>>>>>

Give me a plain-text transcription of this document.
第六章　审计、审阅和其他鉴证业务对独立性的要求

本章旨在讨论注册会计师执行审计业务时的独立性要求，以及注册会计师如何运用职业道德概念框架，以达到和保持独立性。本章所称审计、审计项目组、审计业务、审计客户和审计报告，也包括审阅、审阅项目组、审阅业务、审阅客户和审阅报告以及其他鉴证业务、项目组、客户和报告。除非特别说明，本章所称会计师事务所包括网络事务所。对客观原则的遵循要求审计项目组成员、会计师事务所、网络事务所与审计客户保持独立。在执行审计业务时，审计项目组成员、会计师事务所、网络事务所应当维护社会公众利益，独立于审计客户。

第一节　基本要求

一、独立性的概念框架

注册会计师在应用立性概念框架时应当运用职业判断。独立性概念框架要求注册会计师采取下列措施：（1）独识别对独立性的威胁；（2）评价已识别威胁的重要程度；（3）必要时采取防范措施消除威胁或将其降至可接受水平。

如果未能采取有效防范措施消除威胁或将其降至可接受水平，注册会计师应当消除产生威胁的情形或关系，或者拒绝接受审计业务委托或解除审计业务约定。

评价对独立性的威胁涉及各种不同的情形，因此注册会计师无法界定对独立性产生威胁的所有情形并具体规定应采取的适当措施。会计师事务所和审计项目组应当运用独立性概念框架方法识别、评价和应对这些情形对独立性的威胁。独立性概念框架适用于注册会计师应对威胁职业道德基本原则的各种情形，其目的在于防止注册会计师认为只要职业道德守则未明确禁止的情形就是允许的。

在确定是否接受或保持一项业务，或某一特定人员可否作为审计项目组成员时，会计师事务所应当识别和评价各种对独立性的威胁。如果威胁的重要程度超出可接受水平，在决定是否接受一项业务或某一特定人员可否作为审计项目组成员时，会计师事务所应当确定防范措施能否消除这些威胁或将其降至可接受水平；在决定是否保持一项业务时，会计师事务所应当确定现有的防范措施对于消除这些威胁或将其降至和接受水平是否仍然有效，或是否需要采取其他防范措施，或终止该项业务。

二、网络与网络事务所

<<<<<

◆ **WHAT THE EXERCISE ASKS**:
Please set down each line of the records exactly as given.

◆ **WRITTEN SOLUTION**:
Give me a plain-text transcription of this document.
第六章　审计、审阅和其他鉴证业务对独立性的要求

本章旨在讨论注册会计师执行审计业务时的独立性要求，以及注册会计师如何运用职业道德概念框架，以达到和保持独立性。本章所称审计、审计项目组、审计业务、审计客户和审计报告，也包括审阅、审阅项目组、审阅业务、审阅客户和审阅报告以及其他鉴证业务、项目组、客户和报告。除非特别说明，本章所称会计师事务所包括网络事务所。对客观原则的遵循要求审计项目组成员、会计师事务所、网络事务所与审计客户保持独立。在执行审计业务时，审计项目组成员、会计师事务所、网络事务所应当维护社会公众利益，独立于审计客户。

第一节　基本要求

一、独立性的概念框架

注册会计师在应用立性概念框架时应当运用职业判断。独立性概念框架要求注册会计师采取下列措施：（1）独识别对独立性的威胁；（2）评价已识别威胁的重要程度；（3）必要时采取防范措施消除威胁或将其降至可接受水平。

如果未能采取有效防范措施消除威胁或将其降至可接受水平，注册会计师应当消除产生威胁的情形或关系，或者拒绝接受审计业务委托或解除审计业务约定。

评价对独立性的威胁涉及各种不同的情形，因此注册会计师无法界定对独立性产生威胁的所有情形并具体规定应采取的适当措施。会计师事务所和审计项目组应当运用独立性概念框架方法识别、评价和应对这些情形对独立性的威胁。独立性概念框架适用于注册会计师应对威胁职业道德基本原则的各种情形，其目的在于防止注册会计师认为只要职业道德守则未明确禁止的情形就是允许的。

在确定是否接受或保持一项业务，或某一特定人员可否作为审计项目组成员时，会计师事务所应当识别和评价各种对独立性的威胁。如果威胁的重要程度超出可接受水平，在决定是否接受一项业务或某一特定人员可否作为审计项目组成员时，会计师事务所应当确定防范措施能否消除这些威胁或将其降至可接受水平；在决定是否保持一项业务时，会计师事务所应当确定现有的防范措施对于消除这些威胁或将其降至和接受水平是否仍然有效，或是否需要采取其他防范措施，或终止该项业务。

二、网络与网络事务所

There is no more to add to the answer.